## Prompt
Pull out every line in the data that has the string "Fuel" in it.

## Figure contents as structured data
▽

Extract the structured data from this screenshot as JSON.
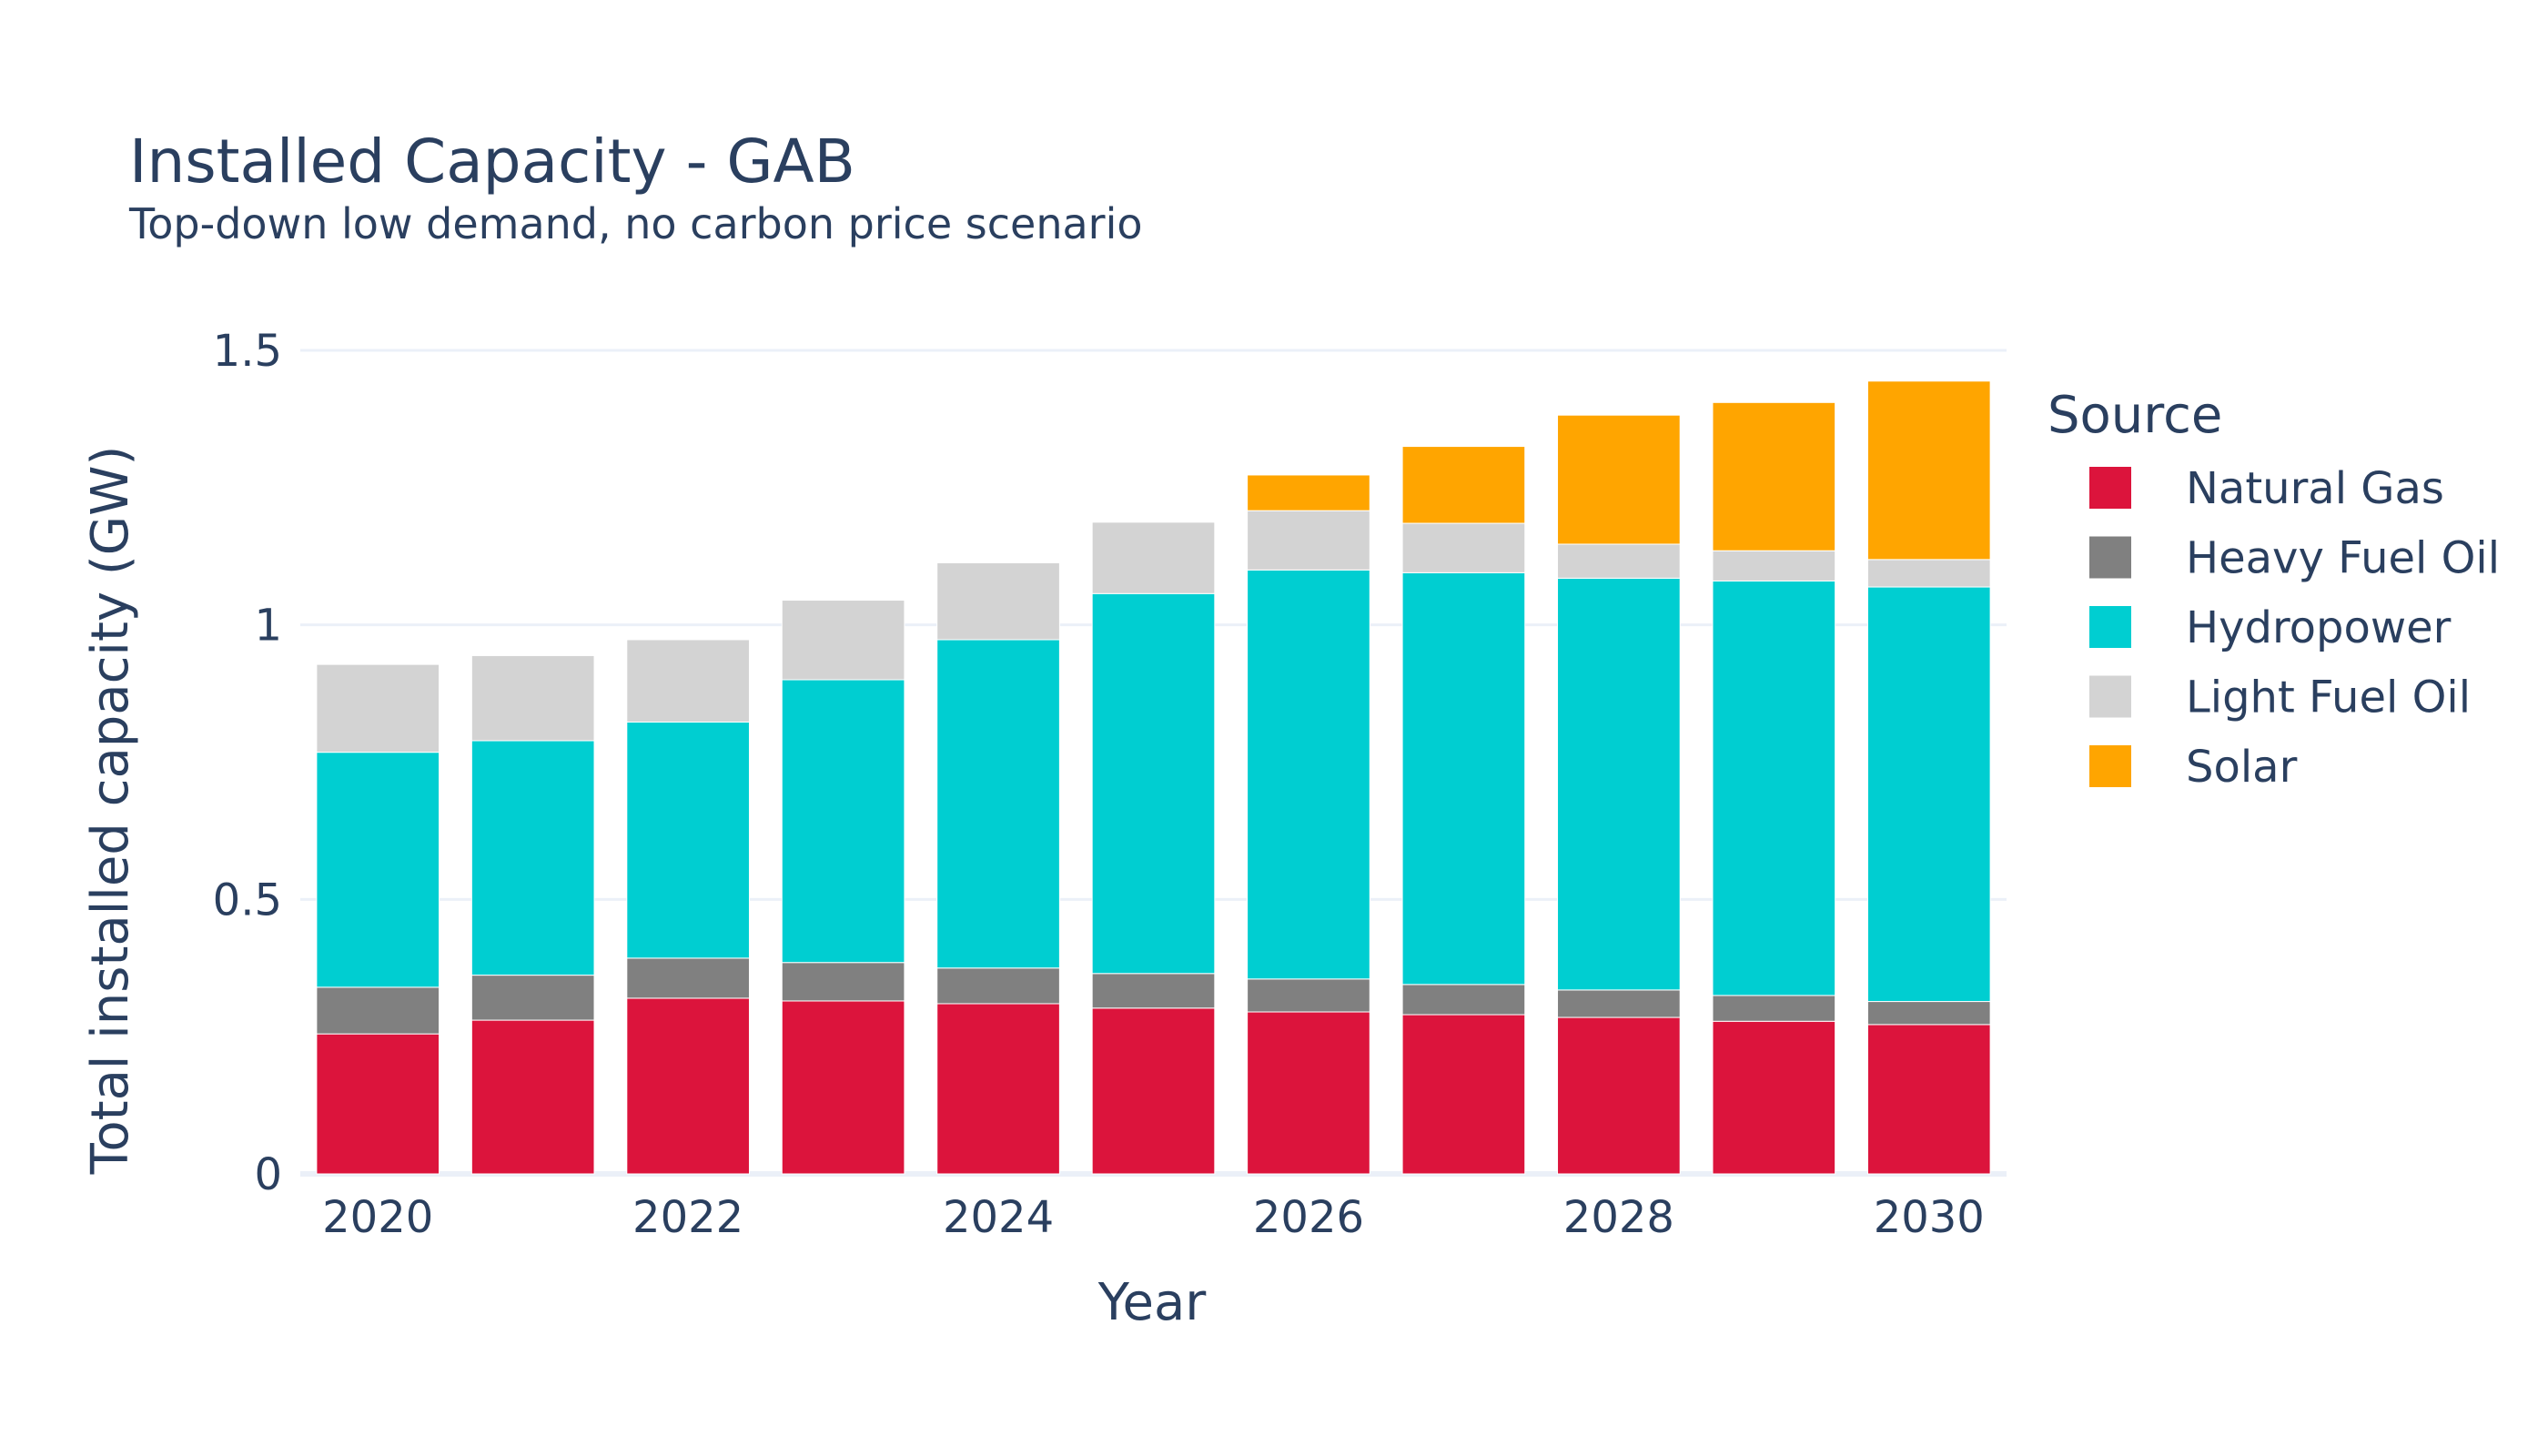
{
  "chart_data": {
    "type": "bar",
    "stacked": true,
    "title": "Installed Capacity - GAB",
    "subtitle": "Top-down low demand, no carbon price scenario",
    "xlabel": "Year",
    "ylabel": "Total installed capacity (GW)",
    "ylim": [
      0,
      1.5
    ],
    "yticks": [
      0,
      0.5,
      1,
      1.5
    ],
    "ytick_labels": [
      "0",
      "0.5",
      "1",
      "1.5"
    ],
    "xticks": [
      2020,
      2022,
      2024,
      2026,
      2028,
      2030
    ],
    "xtick_labels": [
      "2020",
      "2022",
      "2024",
      "2026",
      "2028",
      "2030"
    ],
    "categories": [
      2020,
      2021,
      2022,
      2023,
      2024,
      2025,
      2026,
      2027,
      2028,
      2029,
      2030
    ],
    "grid": true,
    "legend": {
      "title": "Source",
      "placement": "right"
    },
    "series": [
      {
        "name": "Natural Gas",
        "color": "#DC143C",
        "values": [
          0.255,
          0.28,
          0.32,
          0.315,
          0.31,
          0.302,
          0.295,
          0.29,
          0.285,
          0.278,
          0.272
        ]
      },
      {
        "name": "Heavy Fuel Oil",
        "color": "#808080",
        "values": [
          0.085,
          0.082,
          0.073,
          0.07,
          0.065,
          0.063,
          0.06,
          0.055,
          0.05,
          0.047,
          0.042
        ]
      },
      {
        "name": "Hydropower",
        "color": "#00CED1",
        "values": [
          0.428,
          0.427,
          0.43,
          0.515,
          0.598,
          0.692,
          0.745,
          0.75,
          0.75,
          0.755,
          0.755
        ]
      },
      {
        "name": "Light Fuel Oil",
        "color": "#D3D3D3",
        "values": [
          0.16,
          0.155,
          0.15,
          0.145,
          0.14,
          0.13,
          0.108,
          0.09,
          0.062,
          0.055,
          0.05
        ]
      },
      {
        "name": "Solar",
        "color": "#FFA500",
        "values": [
          0,
          0,
          0,
          0,
          0,
          0,
          0.065,
          0.14,
          0.235,
          0.27,
          0.325
        ]
      }
    ]
  }
}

△

## Exercise response
        "name": "Heavy Fuel Oil",
        "name": "Light Fuel Oil",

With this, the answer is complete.